__What you are asked to do__: Every entry is to be copied exactly as written, and the pictures are to be skipped.

__Data records__:
== == ==
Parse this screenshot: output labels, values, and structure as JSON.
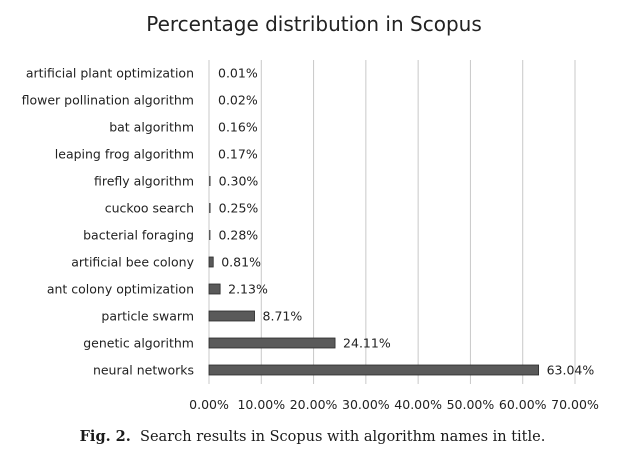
{
  "caption": {
    "label": "Fig. 2.",
    "text": "Search results in Scopus with algorithm names in title."
  },
  "colors": {
    "bar": "#5a5a5a",
    "bar_stroke": "#2a2a2a",
    "grid": "#c8c8c8",
    "text": "#222222"
  },
  "chart_data": {
    "type": "bar",
    "orientation": "horizontal",
    "title": "Percentage distribution in Scopus",
    "xlabel": "",
    "ylabel": "",
    "xlim": [
      0,
      70
    ],
    "grid": true,
    "categories": [
      "artificial plant optimization",
      "flower pollination algorithm",
      "bat algorithm",
      "leaping frog algorithm",
      "firefly algorithm",
      "cuckoo search",
      "bacterial foraging",
      "artificial bee colony",
      "ant colony optimization",
      "particle swarm",
      "genetic algorithm",
      "neural networks"
    ],
    "values": [
      0.01,
      0.02,
      0.16,
      0.17,
      0.3,
      0.25,
      0.28,
      0.81,
      2.13,
      8.71,
      24.11,
      63.04
    ],
    "value_labels": [
      "0.01%",
      "0.02%",
      "0.16%",
      "0.17%",
      "0.30%",
      "0.25%",
      "0.28%",
      "0.81%",
      "2.13%",
      "8.71%",
      "24.11%",
      "63.04%"
    ],
    "x_ticks": [
      0,
      10,
      20,
      30,
      40,
      50,
      60,
      70
    ],
    "x_tick_labels": [
      "0.00%",
      "10.00%",
      "20.00%",
      "30.00%",
      "40.00%",
      "50.00%",
      "60.00%",
      "70.00%"
    ]
  }
}
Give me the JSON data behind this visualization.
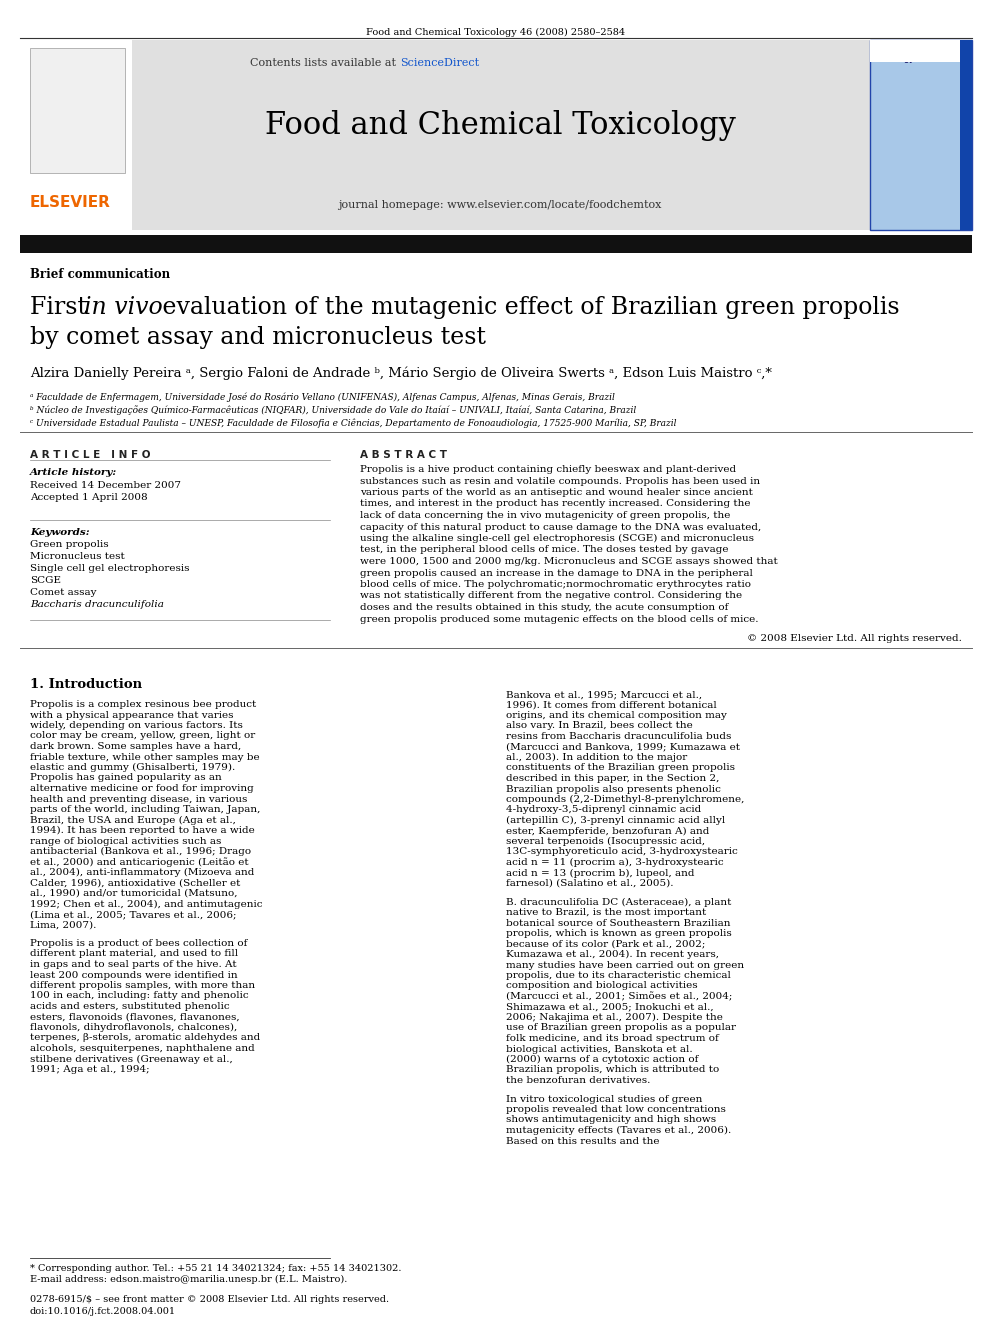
{
  "page_width": 9.92,
  "page_height": 13.23,
  "bg_color": "#ffffff",
  "top_citation": "Food and Chemical Toxicology 46 (2008) 2580–2584",
  "header_bg": "#e0e0e0",
  "header_journal_name": "Food and Chemical Toxicology",
  "header_contents_text": "Contents lists available at ",
  "header_sciencedirect": "ScienceDirect",
  "header_homepage": "journal homepage: www.elsevier.com/locate/foodchemtox",
  "thick_bar_color": "#111111",
  "section_label": "Brief communication",
  "article_history_label": "Article history:",
  "received": "Received 14 December 2007",
  "accepted": "Accepted 1 April 2008",
  "keywords_label": "Keywords:",
  "keywords": [
    "Green propolis",
    "Micronucleus test",
    "Single cell gel electrophoresis",
    "SCGE",
    "Comet assay",
    "Baccharis dracunculifolia"
  ],
  "abstract_text": "Propolis is a hive product containing chiefly beeswax and plant-derived substances such as resin and volatile compounds. Propolis has been used in various parts of the world as an antiseptic and wound healer since ancient times, and interest in the product has recently increased. Considering the lack of data concerning the in vivo mutagenicity of green propolis, the capacity of this natural product to cause damage to the DNA was evaluated, using the alkaline single-cell gel electrophoresis (SCGE) and micronucleus test, in the peripheral blood cells of mice. The doses tested by gavage were 1000, 1500 and 2000 mg/kg. Micronucleus and SCGE assays showed that green propolis caused an increase in the damage to DNA in the peripheral blood cells of mice. The polychromatic;normochromatic erythrocytes ratio was not statistically different from the negative control. Considering the doses and the results obtained in this study, the acute consumption of green propolis produced some mutagenic effects on the blood cells of mice.",
  "copyright": "© 2008 Elsevier Ltd. All rights reserved.",
  "intro_col1_para1": "    Propolis is a complex resinous bee product with a physical appearance that varies widely, depending on various factors. Its color may be cream, yellow, green, light or dark brown. Some samples have a hard, friable texture, while other samples may be elastic and gummy (Ghisalberti, 1979). Propolis has gained popularity as an alternative medicine or food for improving health and preventing disease, in various parts of the world, including Taiwan, Japan, Brazil, the USA and Europe (Aga et al., 1994). It has been reported to have a wide range of biological activities such as antibacterial (Bankova et al., 1996; Drago et al., 2000) and anticariogenic (Leitão et al., 2004), anti-inflammatory (Mizoeva and Calder, 1996), antioxidative (Scheller et al., 1990) and/or tumoricidal (Matsuno, 1992; Chen et al., 2004), and antimutagenic (Lima et al., 2005; Tavares et al., 2006; Lima, 2007).",
  "intro_col1_para2": "    Propolis is a product of bees collection of different plant material, and used to fill in gaps and to seal parts of the hive. At least 200 compounds were identified in different propolis samples, with more than 100 in each, including: fatty and phenolic acids and esters, substituted phenolic esters, flavonoids (flavones, flavanones, flavonols, dihydroflavonols, chalcones), terpenes, β-sterols, aromatic aldehydes and alcohols, sesquiterpenes, naphthalene and stilbene derivatives (Greenaway et al., 1991; Aga et al., 1994;",
  "intro_col2_text1": "Bankova et al., 1995; Marcucci et al., 1996). It comes from different botanical origins, and its chemical composition may also vary. In Brazil, bees collect the resins from Baccharis dracunculifolia buds (Marcucci and Bankova, 1999; Kumazawa et al., 2003). In addition to the major constituents of the Brazilian green propolis described in this paper, in the Section 2, Brazilian propolis also presents phenolic compounds (2,2-Dimethyl-8-prenylchromene, 4-hydroxy-3,5-diprenyl cinnamic acid (artepillin C), 3-prenyl cinnamic acid allyl ester, Kaempferide, benzofuran A) and several terpenoids (Isocupressic acid, 13C-symphyoreticulo acid, 3-hydroxystearic acid n = 11 (procrim a), 3-hydroxystearic acid n = 13 (procrim b), lupeol, and farnesol) (Salatino et al., 2005).",
  "intro_col2_para2": "    B. dracunculifolia DC (Asteraceae), a plant native to Brazil, is the most important botanical source of Southeastern Brazilian propolis, which is known as green propolis because of its color (Park et al., 2002; Kumazawa et al., 2004). In recent years, many studies have been carried out on green propolis, due to its characteristic chemical composition and biological activities (Marcucci et al., 2001; Simões et al., 2004; Shimazawa et al., 2005; Inokuchi et al., 2006; Nakajima et al., 2007). Despite the use of Brazilian green propolis as a popular folk medicine, and its broad spectrum of biological activities, Banskota et al. (2000) warns of a cytotoxic action of Brazilian propolis, which is attributed to the benzofuran derivatives.",
  "intro_col2_para3": "    In vitro toxicological studies of green propolis revealed that low concentrations shows antimutagenicity and high shows mutagenicity effects (Tavares et al., 2006). Based on this results and the",
  "footnote_star": "* Corresponding author. Tel.: +55 21 14 34021324; fax: +55 14 34021302.",
  "footnote_email": "E-mail address: edson.maistro@marilia.unesp.br (E.L. Maistro).",
  "bottom_line1": "0278-6915/$ – see front matter © 2008 Elsevier Ltd. All rights reserved.",
  "bottom_line2": "doi:10.1016/j.fct.2008.04.001",
  "blue_color": "#1155cc",
  "orange_color": "#ee6600"
}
== == ==
__Solution to the problem__:
Parse this screenshot: output labels, values, and structure as JSON.
{
  "caption": {
    "label": "Fig. 2.",
    "text": "Search results in Scopus with algorithm names in title."
  },
  "colors": {
    "bar": "#5a5a5a",
    "bar_stroke": "#2a2a2a",
    "grid": "#c8c8c8",
    "text": "#222222"
  },
  "chart_data": {
    "type": "bar",
    "orientation": "horizontal",
    "title": "Percentage distribution in Scopus",
    "xlabel": "",
    "ylabel": "",
    "xlim": [
      0,
      70
    ],
    "grid": true,
    "categories": [
      "artificial plant optimization",
      "flower pollination algorithm",
      "bat algorithm",
      "leaping frog algorithm",
      "firefly algorithm",
      "cuckoo search",
      "bacterial foraging",
      "artificial bee colony",
      "ant colony optimization",
      "particle swarm",
      "genetic algorithm",
      "neural networks"
    ],
    "values": [
      0.01,
      0.02,
      0.16,
      0.17,
      0.3,
      0.25,
      0.28,
      0.81,
      2.13,
      8.71,
      24.11,
      63.04
    ],
    "value_labels": [
      "0.01%",
      "0.02%",
      "0.16%",
      "0.17%",
      "0.30%",
      "0.25%",
      "0.28%",
      "0.81%",
      "2.13%",
      "8.71%",
      "24.11%",
      "63.04%"
    ],
    "x_ticks": [
      0,
      10,
      20,
      30,
      40,
      50,
      60,
      70
    ],
    "x_tick_labels": [
      "0.00%",
      "10.00%",
      "20.00%",
      "30.00%",
      "40.00%",
      "50.00%",
      "60.00%",
      "70.00%"
    ]
  }
}
Give me the JSON data behind this visualization.
{
  "page_width": 9.92,
  "page_height": 13.23,
  "bg_color": "#ffffff",
  "top_citation": "Food and Chemical Toxicology 46 (2008) 2580–2584",
  "header_bg": "#e0e0e0",
  "header_journal_name": "Food and Chemical Toxicology",
  "header_contents_text": "Contents lists available at ",
  "header_sciencedirect": "ScienceDirect",
  "header_homepage": "journal homepage: www.elsevier.com/locate/foodchemtox",
  "thick_bar_color": "#111111",
  "section_label": "Brief communication",
  "article_history_label": "Article history:",
  "received": "Received 14 December 2007",
  "accepted": "Accepted 1 April 2008",
  "keywords_label": "Keywords:",
  "keywords": [
    "Green propolis",
    "Micronucleus test",
    "Single cell gel electrophoresis",
    "SCGE",
    "Comet assay",
    "Baccharis dracunculifolia"
  ],
  "abstract_text": "Propolis is a hive product containing chiefly beeswax and plant-derived substances such as resin and volatile compounds. Propolis has been used in various parts of the world as an antiseptic and wound healer since ancient times, and interest in the product has recently increased. Considering the lack of data concerning the in vivo mutagenicity of green propolis, the capacity of this natural product to cause damage to the DNA was evaluated, using the alkaline single-cell gel electrophoresis (SCGE) and micronucleus test, in the peripheral blood cells of mice. The doses tested by gavage were 1000, 1500 and 2000 mg/kg. Micronucleus and SCGE assays showed that green propolis caused an increase in the damage to DNA in the peripheral blood cells of mice. The polychromatic;normochromatic erythrocytes ratio was not statistically different from the negative control. Considering the doses and the results obtained in this study, the acute consumption of green propolis produced some mutagenic effects on the blood cells of mice.",
  "copyright": "© 2008 Elsevier Ltd. All rights reserved.",
  "intro_col1_para1": "    Propolis is a complex resinous bee product with a physical appearance that varies widely, depending on various factors. Its color may be cream, yellow, green, light or dark brown. Some samples have a hard, friable texture, while other samples may be elastic and gummy (Ghisalberti, 1979). Propolis has gained popularity as an alternative medicine or food for improving health and preventing disease, in various parts of the world, including Taiwan, Japan, Brazil, the USA and Europe (Aga et al., 1994). It has been reported to have a wide range of biological activities such as antibacterial (Bankova et al., 1996; Drago et al., 2000) and anticariogenic (Leitão et al., 2004), anti-inflammatory (Mizoeva and Calder, 1996), antioxidative (Scheller et al., 1990) and/or tumoricidal (Matsuno, 1992; Chen et al., 2004), and antimutagenic (Lima et al., 2005; Tavares et al., 2006; Lima, 2007).",
  "intro_col1_para2": "    Propolis is a product of bees collection of different plant material, and used to fill in gaps and to seal parts of the hive. At least 200 compounds were identified in different propolis samples, with more than 100 in each, including: fatty and phenolic acids and esters, substituted phenolic esters, flavonoids (flavones, flavanones, flavonols, dihydroflavonols, chalcones), terpenes, β-sterols, aromatic aldehydes and alcohols, sesquiterpenes, naphthalene and stilbene derivatives (Greenaway et al., 1991; Aga et al., 1994;",
  "intro_col2_text1": "Bankova et al., 1995; Marcucci et al., 1996). It comes from different botanical origins, and its chemical composition may also vary. In Brazil, bees collect the resins from Baccharis dracunculifolia buds (Marcucci and Bankova, 1999; Kumazawa et al., 2003). In addition to the major constituents of the Brazilian green propolis described in this paper, in the Section 2, Brazilian propolis also presents phenolic compounds (2,2-Dimethyl-8-prenylchromene, 4-hydroxy-3,5-diprenyl cinnamic acid (artepillin C), 3-prenyl cinnamic acid allyl ester, Kaempferide, benzofuran A) and several terpenoids (Isocupressic acid, 13C-symphyoreticulo acid, 3-hydroxystearic acid n = 11 (procrim a), 3-hydroxystearic acid n = 13 (procrim b), lupeol, and farnesol) (Salatino et al., 2005).",
  "intro_col2_para2": "    B. dracunculifolia DC (Asteraceae), a plant native to Brazil, is the most important botanical source of Southeastern Brazilian propolis, which is known as green propolis because of its color (Park et al., 2002; Kumazawa et al., 2004). In recent years, many studies have been carried out on green propolis, due to its characteristic chemical composition and biological activities (Marcucci et al., 2001; Simões et al., 2004; Shimazawa et al., 2005; Inokuchi et al., 2006; Nakajima et al., 2007). Despite the use of Brazilian green propolis as a popular folk medicine, and its broad spectrum of biological activities, Banskota et al. (2000) warns of a cytotoxic action of Brazilian propolis, which is attributed to the benzofuran derivatives.",
  "intro_col2_para3": "    In vitro toxicological studies of green propolis revealed that low concentrations shows antimutagenicity and high shows mutagenicity effects (Tavares et al., 2006). Based on this results and the",
  "footnote_star": "* Corresponding author. Tel.: +55 21 14 34021324; fax: +55 14 34021302.",
  "footnote_email": "E-mail address: edson.maistro@marilia.unesp.br (E.L. Maistro).",
  "bottom_line1": "0278-6915/$ – see front matter © 2008 Elsevier Ltd. All rights reserved.",
  "bottom_line2": "doi:10.1016/j.fct.2008.04.001",
  "blue_color": "#1155cc",
  "orange_color": "#ee6600"
}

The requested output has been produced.